Can the data below be echoed back word for word?

◆ ◆ ◆ ◆

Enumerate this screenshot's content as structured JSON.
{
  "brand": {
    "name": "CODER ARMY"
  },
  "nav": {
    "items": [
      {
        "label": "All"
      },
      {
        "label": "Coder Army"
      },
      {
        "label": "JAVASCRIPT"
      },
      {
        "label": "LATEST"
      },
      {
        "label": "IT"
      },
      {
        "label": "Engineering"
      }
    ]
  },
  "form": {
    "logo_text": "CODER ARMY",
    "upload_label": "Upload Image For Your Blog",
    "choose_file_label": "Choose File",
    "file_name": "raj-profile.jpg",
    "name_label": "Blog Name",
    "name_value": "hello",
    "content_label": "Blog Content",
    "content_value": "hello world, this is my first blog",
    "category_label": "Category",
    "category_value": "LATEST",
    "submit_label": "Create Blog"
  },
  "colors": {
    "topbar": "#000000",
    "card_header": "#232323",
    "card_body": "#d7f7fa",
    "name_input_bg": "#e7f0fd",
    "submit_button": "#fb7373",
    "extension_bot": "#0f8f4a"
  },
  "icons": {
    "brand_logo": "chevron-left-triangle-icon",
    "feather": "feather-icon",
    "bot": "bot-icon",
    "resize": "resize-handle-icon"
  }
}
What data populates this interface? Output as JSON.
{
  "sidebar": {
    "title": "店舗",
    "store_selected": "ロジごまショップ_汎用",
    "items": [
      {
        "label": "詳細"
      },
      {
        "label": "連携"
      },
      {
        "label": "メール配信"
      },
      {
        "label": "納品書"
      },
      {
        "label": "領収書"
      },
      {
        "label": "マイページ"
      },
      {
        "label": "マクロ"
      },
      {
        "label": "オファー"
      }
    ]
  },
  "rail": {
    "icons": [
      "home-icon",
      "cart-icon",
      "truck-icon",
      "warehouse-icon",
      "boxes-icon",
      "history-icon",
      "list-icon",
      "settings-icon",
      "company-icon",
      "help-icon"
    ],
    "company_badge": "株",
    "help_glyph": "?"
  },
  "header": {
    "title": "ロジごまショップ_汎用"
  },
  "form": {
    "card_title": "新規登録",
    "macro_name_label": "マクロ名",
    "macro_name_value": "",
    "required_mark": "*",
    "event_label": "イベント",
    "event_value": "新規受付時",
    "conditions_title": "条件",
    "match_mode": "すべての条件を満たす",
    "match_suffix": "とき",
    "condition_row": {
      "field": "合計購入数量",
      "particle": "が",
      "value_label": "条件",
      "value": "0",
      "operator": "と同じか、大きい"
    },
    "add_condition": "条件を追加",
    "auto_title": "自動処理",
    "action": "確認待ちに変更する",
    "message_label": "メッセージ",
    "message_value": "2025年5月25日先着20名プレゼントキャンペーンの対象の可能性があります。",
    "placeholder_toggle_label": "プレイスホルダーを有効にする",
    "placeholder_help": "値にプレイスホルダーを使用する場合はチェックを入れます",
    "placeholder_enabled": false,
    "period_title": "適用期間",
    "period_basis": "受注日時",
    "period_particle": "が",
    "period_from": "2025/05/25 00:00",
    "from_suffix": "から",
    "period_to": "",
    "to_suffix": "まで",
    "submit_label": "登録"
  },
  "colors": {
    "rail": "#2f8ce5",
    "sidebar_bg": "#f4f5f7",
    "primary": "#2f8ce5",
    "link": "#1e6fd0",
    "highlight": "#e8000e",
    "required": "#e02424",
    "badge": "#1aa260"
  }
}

◆ ◆ ◆ ◆

> _Task solution_
Enumerate this screenshot's content as structured JSON.
{
  "brand": {
    "name": "CODER ARMY"
  },
  "nav": {
    "items": [
      {
        "label": "All"
      },
      {
        "label": "Coder Army"
      },
      {
        "label": "JAVASCRIPT"
      },
      {
        "label": "LATEST"
      },
      {
        "label": "IT"
      },
      {
        "label": "Engineering"
      }
    ]
  },
  "form": {
    "logo_text": "CODER ARMY",
    "upload_label": "Upload Image For Your Blog",
    "choose_file_label": "Choose File",
    "file_name": "raj-profile.jpg",
    "name_label": "Blog Name",
    "name_value": "hello",
    "content_label": "Blog Content",
    "content_value": "hello world, this is my first blog",
    "category_label": "Category",
    "category_value": "LATEST",
    "submit_label": "Create Blog"
  },
  "colors": {
    "topbar": "#000000",
    "card_header": "#232323",
    "card_body": "#d7f7fa",
    "name_input_bg": "#e7f0fd",
    "submit_button": "#fb7373",
    "extension_bot": "#0f8f4a"
  },
  "icons": {
    "brand_logo": "chevron-left-triangle-icon",
    "feather": "feather-icon",
    "bot": "bot-icon",
    "resize": "resize-handle-icon"
  }
}
What data populates this interface? Output as JSON.
{
  "sidebar": {
    "title": "店舗",
    "store_selected": "ロジごまショップ_汎用",
    "items": [
      {
        "label": "詳細"
      },
      {
        "label": "連携"
      },
      {
        "label": "メール配信"
      },
      {
        "label": "納品書"
      },
      {
        "label": "領収書"
      },
      {
        "label": "マイページ"
      },
      {
        "label": "マクロ"
      },
      {
        "label": "オファー"
      }
    ]
  },
  "rail": {
    "icons": [
      "home-icon",
      "cart-icon",
      "truck-icon",
      "warehouse-icon",
      "boxes-icon",
      "history-icon",
      "list-icon",
      "settings-icon",
      "company-icon",
      "help-icon"
    ],
    "company_badge": "株",
    "help_glyph": "?"
  },
  "header": {
    "title": "ロジごまショップ_汎用"
  },
  "form": {
    "card_title": "新規登録",
    "macro_name_label": "マクロ名",
    "macro_name_value": "",
    "required_mark": "*",
    "event_label": "イベント",
    "event_value": "新規受付時",
    "conditions_title": "条件",
    "match_mode": "すべての条件を満たす",
    "match_suffix": "とき",
    "condition_row": {
      "field": "合計購入数量",
      "particle": "が",
      "value_label": "条件",
      "value": "0",
      "operator": "と同じか、大きい"
    },
    "add_condition": "条件を追加",
    "auto_title": "自動処理",
    "action": "確認待ちに変更する",
    "message_label": "メッセージ",
    "message_value": "2025年5月25日先着20名プレゼントキャンペーンの対象の可能性があります。",
    "placeholder_toggle_label": "プレイスホルダーを有効にする",
    "placeholder_help": "値にプレイスホルダーを使用する場合はチェックを入れます",
    "placeholder_enabled": false,
    "period_title": "適用期間",
    "period_basis": "受注日時",
    "period_particle": "が",
    "period_from": "2025/05/25 00:00",
    "from_suffix": "から",
    "period_to": "",
    "to_suffix": "まで",
    "submit_label": "登録"
  },
  "colors": {
    "rail": "#2f8ce5",
    "sidebar_bg": "#f4f5f7",
    "primary": "#2f8ce5",
    "link": "#1e6fd0",
    "highlight": "#e8000e",
    "required": "#e02424",
    "badge": "#1aa260"
  }
}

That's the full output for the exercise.